▶ _Set task_: Give the lines starting at the one that contains "amplitude-value: 100 мкВ/Д [275, 57, 320, 67]" and ending at the one that contains "cell-c: 433 [583, 69, 596, 79]" as a Markdown table with two columns, No. for the row number and Line for the line itself. Leave out any blank lines.

▶ _Supplied records_:
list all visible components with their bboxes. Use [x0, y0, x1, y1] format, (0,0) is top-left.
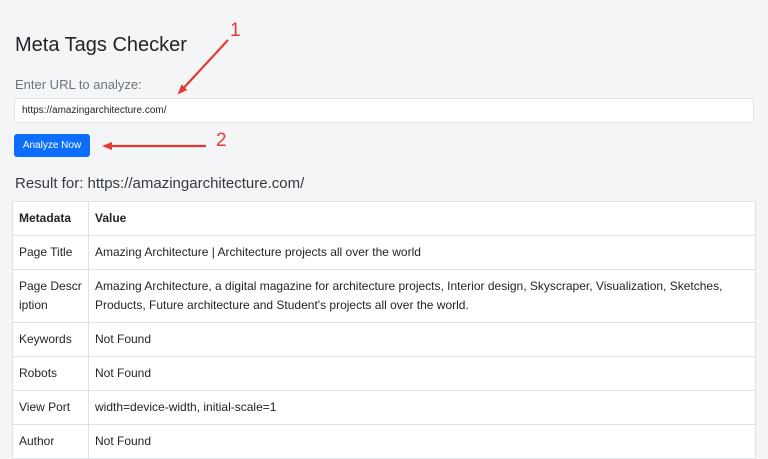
row-value: Not Found — [88, 424, 756, 459]
meta-tags-checker-page: Meta Tags Checker Enter URL to analyze: … — [0, 0, 768, 459]
page-title: Meta Tags Checker — [15, 34, 187, 56]
header-metadata: Metadata — [12, 201, 89, 236]
annotation-number-1: 1 — [230, 20, 241, 41]
row-value: Amazing Architecture | Architecture proj… — [88, 235, 756, 270]
table-row: Page Title Amazing Architecture | Archit… — [12, 235, 756, 270]
table-header-row: Metadata Value — [12, 201, 756, 236]
row-value: Amazing Architecture, a digital magazine… — [88, 269, 756, 323]
row-key: Keywords — [12, 322, 89, 357]
row-value: Not Found — [88, 322, 756, 357]
table-row: Robots Not Found — [12, 356, 756, 391]
row-key: View Port — [12, 390, 89, 425]
annotation-number-2: 2 — [216, 130, 227, 151]
row-key: Robots — [12, 356, 89, 391]
header-value: Value — [88, 201, 756, 236]
table-row: View Port width=device-width, initial-sc… — [12, 390, 756, 425]
url-label: Enter URL to analyze: — [15, 77, 142, 92]
url-input[interactable] — [14, 98, 754, 123]
table-row: Keywords Not Found — [12, 322, 756, 357]
analyze-now-button[interactable]: Analyze Now — [14, 134, 90, 157]
table-row: Author Not Found — [12, 424, 756, 459]
row-value: Not Found — [88, 356, 756, 391]
row-key: Author — [12, 424, 89, 459]
table-row: Page Description Amazing Architecture, a… — [12, 269, 756, 323]
meta-tags-table: Metadata Value Page Title Amazing Archit… — [12, 201, 756, 459]
result-heading: Result for: https://amazingarchitecture.… — [15, 175, 305, 192]
row-value: width=device-width, initial-scale=1 — [88, 390, 756, 425]
row-key: Page Title — [12, 235, 89, 270]
row-key: Page Description — [12, 269, 89, 323]
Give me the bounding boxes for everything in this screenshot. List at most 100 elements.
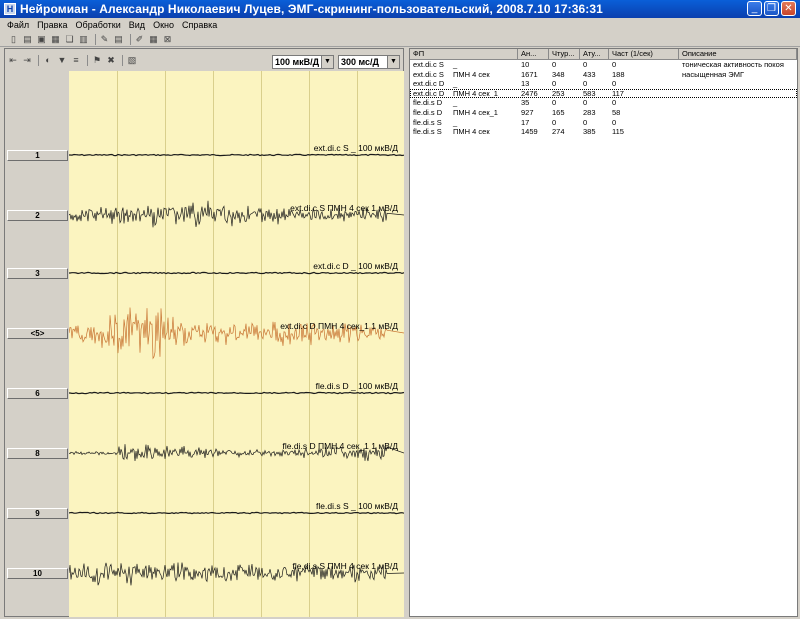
amplitude-value: 100 мкВ/Д [275, 57, 320, 67]
cell-fp: fle.di.s D _ [410, 98, 518, 108]
cell-desc [679, 108, 797, 118]
signal-plot[interactable]: ext.di.c S _ 100 мкВ/Д ext.di.c S ПМН 4 с… [69, 71, 404, 617]
channel-button[interactable]: 6 [7, 388, 68, 399]
menu-help[interactable]: Справка [178, 20, 221, 30]
channel-button[interactable]: 1 [7, 150, 68, 161]
channel-button[interactable]: 10 [7, 568, 68, 579]
fp-test: ПМН 4 сек_1 [453, 107, 498, 117]
save-icon[interactable]: ▣ [36, 34, 47, 45]
table-row[interactable]: ext.di.c S _ 10 0 0 0 тоническая активность по… [410, 60, 797, 70]
cell-d: 0 [612, 98, 617, 108]
cell-b: 0 [552, 79, 557, 89]
toolbar-separator [87, 54, 88, 66]
cell-c: 433 [583, 69, 596, 79]
channel-button[interactable]: 2 [7, 210, 68, 221]
scale-up-icon[interactable]: ⇥ [21, 54, 33, 66]
analysis-icon[interactable]: ⚑ [91, 54, 103, 66]
print-icon[interactable]: ▦ [50, 34, 61, 45]
cell-desc [679, 118, 797, 128]
cell-c: 283 [583, 107, 596, 117]
table-header: ФП Ан... Чтур... Ату... Част (1/сек) Опи… [410, 49, 797, 60]
table-row[interactable]: fle.di.s S ПМН 4 сек 1459 274 385 115 [410, 127, 797, 137]
table-row[interactable]: fle.di.s S _ 17 0 0 0 [410, 118, 797, 128]
chart-icon[interactable]: ▥ [78, 34, 89, 45]
table-row[interactable]: ext.di.c S ПМН 4 сек 1671 348 433 188 насыщенн… [410, 70, 797, 80]
fp-test: ПМН 4 сек_1 [453, 88, 498, 98]
channel-label: fle.di.s S _ 100 мкВ/Д [316, 501, 398, 511]
fp-name: fle.di.s D [413, 107, 443, 117]
fp-name: fle.di.s S [413, 117, 442, 127]
copy-icon[interactable]: ❏ [64, 34, 75, 45]
table-row[interactable]: fle.di.s D ПМН 4 сек_1 927 165 283 58 [410, 108, 797, 118]
open-file-icon[interactable]: ▤ [22, 34, 33, 45]
emg-trace [69, 391, 404, 395]
cell-fp: fle.di.s D ПМН 4 сек_1 [410, 108, 518, 118]
column-header-an[interactable]: Ан... [518, 49, 549, 60]
menu-view[interactable]: Вид [125, 20, 149, 30]
report-icon[interactable]: ▤ [113, 34, 124, 45]
cell-a: 1671 [521, 69, 538, 79]
cell-a: 2476 [521, 88, 538, 98]
cell-fp: ext.di.c S _ [410, 60, 518, 70]
toolbar-separator [95, 33, 96, 45]
cell-b: 274 [552, 127, 565, 137]
restore-icon[interactable]: ❐ [764, 1, 779, 16]
fp-name: fle.di.s D [413, 98, 443, 108]
toolbar-separator [122, 54, 123, 66]
channel-button[interactable]: 8 [7, 448, 68, 459]
table-row[interactable]: ext.di.c D ПМН 4 сек_1 2476 253 583 117 [410, 88, 797, 99]
channel-button[interactable]: 9 [7, 508, 68, 519]
cell-desc [679, 127, 797, 137]
cell-d: 0 [612, 117, 617, 127]
channel-button[interactable]: <5> [7, 328, 68, 339]
fp-test: _ [453, 98, 458, 108]
fp-test: _ [453, 79, 458, 89]
marker-icon[interactable]: ◐ [42, 54, 54, 66]
cell-d: 0 [612, 79, 617, 89]
exit-icon[interactable]: ⊠ [162, 34, 173, 45]
table-row[interactable]: ext.di.c D _ 13 0 0 0 [410, 79, 797, 89]
minimize-icon[interactable]: _ [747, 1, 762, 16]
app-icon[interactable]: Н [4, 3, 16, 15]
measure-icon[interactable]: ≡ [70, 54, 82, 66]
fp-name: ext.di.c D [413, 79, 445, 89]
channel-label: ext.di.c S ПМН 4 сек 1 мВ/Д [290, 203, 398, 213]
column-header-fp[interactable]: ФП [410, 49, 518, 60]
filter-icon[interactable]: ▼ [56, 54, 68, 66]
cell-fp: ext.di.c D ПМН 4 сек_1 [410, 89, 518, 99]
cell-d: 115 [612, 127, 624, 137]
close-icon[interactable]: ✕ [781, 1, 796, 16]
chevron-down-icon[interactable]: ▼ [387, 56, 399, 68]
scale-down-icon[interactable]: ⇤ [7, 54, 19, 66]
clear-icon[interactable]: ✖ [105, 54, 117, 66]
column-header-freq[interactable]: Част (1/сек) [609, 49, 679, 60]
channel-label: ext.di.c D ПМН 4 сек_1 1 мВ/Д [280, 321, 398, 331]
sweep-select[interactable]: 300 мс/Д ▼ [338, 55, 400, 69]
sweep-value: 300 мс/Д [341, 57, 379, 67]
menu-window[interactable]: Окно [149, 20, 178, 30]
edit-icon[interactable]: ✐ [134, 34, 145, 45]
layout-icon[interactable]: ▦ [148, 34, 159, 45]
menu-file[interactable]: Файл [3, 20, 33, 30]
menu-edit[interactable]: Правка [33, 20, 71, 30]
table-row[interactable]: fle.di.s D _ 35 0 0 0 [410, 98, 797, 108]
settings-icon[interactable]: ✎ [99, 34, 110, 45]
emg-trace [69, 153, 404, 157]
emg-trace [69, 307, 404, 360]
title-bar: Н Нейромиан - Александр Николаевич Луцев… [0, 0, 800, 18]
export-icon[interactable]: ▧ [126, 54, 138, 66]
column-header-atu[interactable]: Ату... [580, 49, 609, 60]
channel-button[interactable]: 3 [7, 268, 68, 279]
cell-d: 117 [612, 88, 624, 98]
chevron-down-icon[interactable]: ▼ [321, 56, 333, 68]
cell-b: 0 [552, 60, 557, 69]
new-file-icon[interactable]: ▯ [8, 34, 19, 45]
column-header-description[interactable]: Описание [679, 49, 797, 60]
results-pane: ФП Ан... Чтур... Ату... Част (1/сек) Опи… [409, 48, 798, 617]
window-controls: _ ❐ ✕ [747, 1, 796, 16]
cell-d: 58 [612, 107, 621, 117]
menu-processing[interactable]: Обработки [72, 20, 125, 30]
column-header-turns[interactable]: Чтур... [549, 49, 580, 60]
table-body: ext.di.c S _ 10 0 0 0 тоническая активность по… [410, 60, 797, 137]
amplitude-select[interactable]: 100 мкВ/Д ▼ [272, 55, 334, 69]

▶ _Exercise output_:
| No. | Line |
|---|---|
| 1 | amplitude-value: 100 мкВ/Д [275, 57, 320, 67] |
| 2 | cell-fp: fle.di.s D _ [410, 98, 518, 108] |
| 3 | cell-desc [679, 108, 797, 118] |
| 4 | signal-plot[interactable]: ext.di.c S _ 100 мкВ/Д ext.di.c S ПМН 4 с… [69, 71, 404, 617] |
| 5 | channel-button[interactable]: 6 [7, 388, 68, 399] |
| 6 | menu-help[interactable]: Справка [178, 20, 221, 30] |
| 7 | channel-button[interactable]: 1 [7, 150, 68, 161] |
| 8 | channel-button[interactable]: 10 [7, 568, 68, 579] |
| 9 | fp-test: ПМН 4 сек_1 [453, 107, 498, 117] |
| 10 | save-icon[interactable]: ▣ [36, 34, 47, 45] |
| 11 | table-row[interactable]: ext.di.c S _ 10 0 0 0 тоническая активность по… [410, 60, 797, 70] |
| 12 | cell-d: 0 [612, 98, 617, 108] |
| 13 | cell-b: 0 [552, 79, 557, 89] |
| 14 | toolbar-separator [87, 54, 88, 66] |
| 15 | cell-c: 433 [583, 69, 596, 79] |